> [Exercise objective] Give the data a second time, exactly and in full.

> [Records shown]
---

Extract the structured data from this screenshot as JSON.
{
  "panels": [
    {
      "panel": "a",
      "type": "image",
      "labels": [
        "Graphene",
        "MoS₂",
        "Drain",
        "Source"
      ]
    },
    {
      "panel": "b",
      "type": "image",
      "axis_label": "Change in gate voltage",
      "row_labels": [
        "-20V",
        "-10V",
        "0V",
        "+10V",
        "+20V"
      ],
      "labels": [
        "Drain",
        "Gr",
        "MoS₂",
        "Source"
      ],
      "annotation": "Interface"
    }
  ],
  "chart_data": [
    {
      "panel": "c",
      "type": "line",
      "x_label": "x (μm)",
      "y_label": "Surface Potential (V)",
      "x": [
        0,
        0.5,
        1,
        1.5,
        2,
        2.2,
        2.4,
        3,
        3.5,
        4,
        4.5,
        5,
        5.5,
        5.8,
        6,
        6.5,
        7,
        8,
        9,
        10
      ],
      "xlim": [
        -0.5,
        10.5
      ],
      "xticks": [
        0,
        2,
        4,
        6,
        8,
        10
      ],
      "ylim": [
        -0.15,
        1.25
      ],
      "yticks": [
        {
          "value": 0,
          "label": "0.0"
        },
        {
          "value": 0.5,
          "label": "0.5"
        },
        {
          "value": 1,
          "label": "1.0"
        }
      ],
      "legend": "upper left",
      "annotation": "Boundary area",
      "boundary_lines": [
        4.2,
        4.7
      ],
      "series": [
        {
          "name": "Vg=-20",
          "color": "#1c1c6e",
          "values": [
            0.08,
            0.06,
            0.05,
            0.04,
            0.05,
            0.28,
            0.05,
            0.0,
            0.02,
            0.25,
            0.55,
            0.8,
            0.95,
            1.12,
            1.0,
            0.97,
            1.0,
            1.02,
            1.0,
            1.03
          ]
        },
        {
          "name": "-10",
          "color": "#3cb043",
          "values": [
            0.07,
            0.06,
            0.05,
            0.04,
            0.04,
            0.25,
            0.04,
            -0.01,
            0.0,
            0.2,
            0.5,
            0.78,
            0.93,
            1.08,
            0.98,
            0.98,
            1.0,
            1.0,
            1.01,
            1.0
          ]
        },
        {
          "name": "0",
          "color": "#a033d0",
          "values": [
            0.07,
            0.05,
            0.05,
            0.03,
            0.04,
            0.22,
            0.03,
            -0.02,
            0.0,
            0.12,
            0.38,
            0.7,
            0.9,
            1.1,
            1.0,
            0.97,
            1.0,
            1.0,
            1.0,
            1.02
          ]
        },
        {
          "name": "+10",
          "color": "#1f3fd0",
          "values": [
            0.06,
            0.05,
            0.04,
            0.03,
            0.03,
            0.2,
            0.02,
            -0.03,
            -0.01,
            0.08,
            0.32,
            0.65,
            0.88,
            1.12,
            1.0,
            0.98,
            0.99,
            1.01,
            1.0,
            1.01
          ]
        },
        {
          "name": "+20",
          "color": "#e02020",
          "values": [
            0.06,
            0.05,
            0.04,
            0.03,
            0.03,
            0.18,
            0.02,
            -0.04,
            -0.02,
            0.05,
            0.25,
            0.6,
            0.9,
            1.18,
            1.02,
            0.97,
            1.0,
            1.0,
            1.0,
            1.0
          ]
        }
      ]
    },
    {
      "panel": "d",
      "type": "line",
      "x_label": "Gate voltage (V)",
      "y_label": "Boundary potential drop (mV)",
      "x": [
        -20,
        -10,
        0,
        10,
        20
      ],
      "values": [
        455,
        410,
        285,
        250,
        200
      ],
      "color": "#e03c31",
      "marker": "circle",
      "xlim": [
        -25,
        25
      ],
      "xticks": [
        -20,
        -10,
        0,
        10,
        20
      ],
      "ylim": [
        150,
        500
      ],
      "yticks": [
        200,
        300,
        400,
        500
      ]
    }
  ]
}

---

> [Full response]
Extract the structured data from this screenshot as JSON.
{
  "panels": [
    {
      "panel": "a",
      "type": "image",
      "labels": [
        "Graphene",
        "MoS₂",
        "Drain",
        "Source"
      ]
    },
    {
      "panel": "b",
      "type": "image",
      "axis_label": "Change in gate voltage",
      "row_labels": [
        "-20V",
        "-10V",
        "0V",
        "+10V",
        "+20V"
      ],
      "labels": [
        "Drain",
        "Gr",
        "MoS₂",
        "Source"
      ],
      "annotation": "Interface"
    }
  ],
  "chart_data": [
    {
      "panel": "c",
      "type": "line",
      "x_label": "x (μm)",
      "y_label": "Surface Potential (V)",
      "x": [
        0,
        0.5,
        1,
        1.5,
        2,
        2.2,
        2.4,
        3,
        3.5,
        4,
        4.5,
        5,
        5.5,
        5.8,
        6,
        6.5,
        7,
        8,
        9,
        10
      ],
      "xlim": [
        -0.5,
        10.5
      ],
      "xticks": [
        0,
        2,
        4,
        6,
        8,
        10
      ],
      "ylim": [
        -0.15,
        1.25
      ],
      "yticks": [
        {
          "value": 0,
          "label": "0.0"
        },
        {
          "value": 0.5,
          "label": "0.5"
        },
        {
          "value": 1,
          "label": "1.0"
        }
      ],
      "legend": "upper left",
      "annotation": "Boundary area",
      "boundary_lines": [
        4.2,
        4.7
      ],
      "series": [
        {
          "name": "Vg=-20",
          "color": "#1c1c6e",
          "values": [
            0.08,
            0.06,
            0.05,
            0.04,
            0.05,
            0.28,
            0.05,
            0.0,
            0.02,
            0.25,
            0.55,
            0.8,
            0.95,
            1.12,
            1.0,
            0.97,
            1.0,
            1.02,
            1.0,
            1.03
          ]
        },
        {
          "name": "-10",
          "color": "#3cb043",
          "values": [
            0.07,
            0.06,
            0.05,
            0.04,
            0.04,
            0.25,
            0.04,
            -0.01,
            0.0,
            0.2,
            0.5,
            0.78,
            0.93,
            1.08,
            0.98,
            0.98,
            1.0,
            1.0,
            1.01,
            1.0
          ]
        },
        {
          "name": "0",
          "color": "#a033d0",
          "values": [
            0.07,
            0.05,
            0.05,
            0.03,
            0.04,
            0.22,
            0.03,
            -0.02,
            0.0,
            0.12,
            0.38,
            0.7,
            0.9,
            1.1,
            1.0,
            0.97,
            1.0,
            1.0,
            1.0,
            1.02
          ]
        },
        {
          "name": "+10",
          "color": "#1f3fd0",
          "values": [
            0.06,
            0.05,
            0.04,
            0.03,
            0.03,
            0.2,
            0.02,
            -0.03,
            -0.01,
            0.08,
            0.32,
            0.65,
            0.88,
            1.12,
            1.0,
            0.98,
            0.99,
            1.01,
            1.0,
            1.01
          ]
        },
        {
          "name": "+20",
          "color": "#e02020",
          "values": [
            0.06,
            0.05,
            0.04,
            0.03,
            0.03,
            0.18,
            0.02,
            -0.04,
            -0.02,
            0.05,
            0.25,
            0.6,
            0.9,
            1.18,
            1.02,
            0.97,
            1.0,
            1.0,
            1.0,
            1.0
          ]
        }
      ]
    },
    {
      "panel": "d",
      "type": "line",
      "x_label": "Gate voltage (V)",
      "y_label": "Boundary potential drop (mV)",
      "x": [
        -20,
        -10,
        0,
        10,
        20
      ],
      "values": [
        455,
        410,
        285,
        250,
        200
      ],
      "color": "#e03c31",
      "marker": "circle",
      "xlim": [
        -25,
        25
      ],
      "xticks": [
        -20,
        -10,
        0,
        10,
        20
      ],
      "ylim": [
        150,
        500
      ],
      "yticks": [
        200,
        300,
        400,
        500
      ]
    }
  ]
}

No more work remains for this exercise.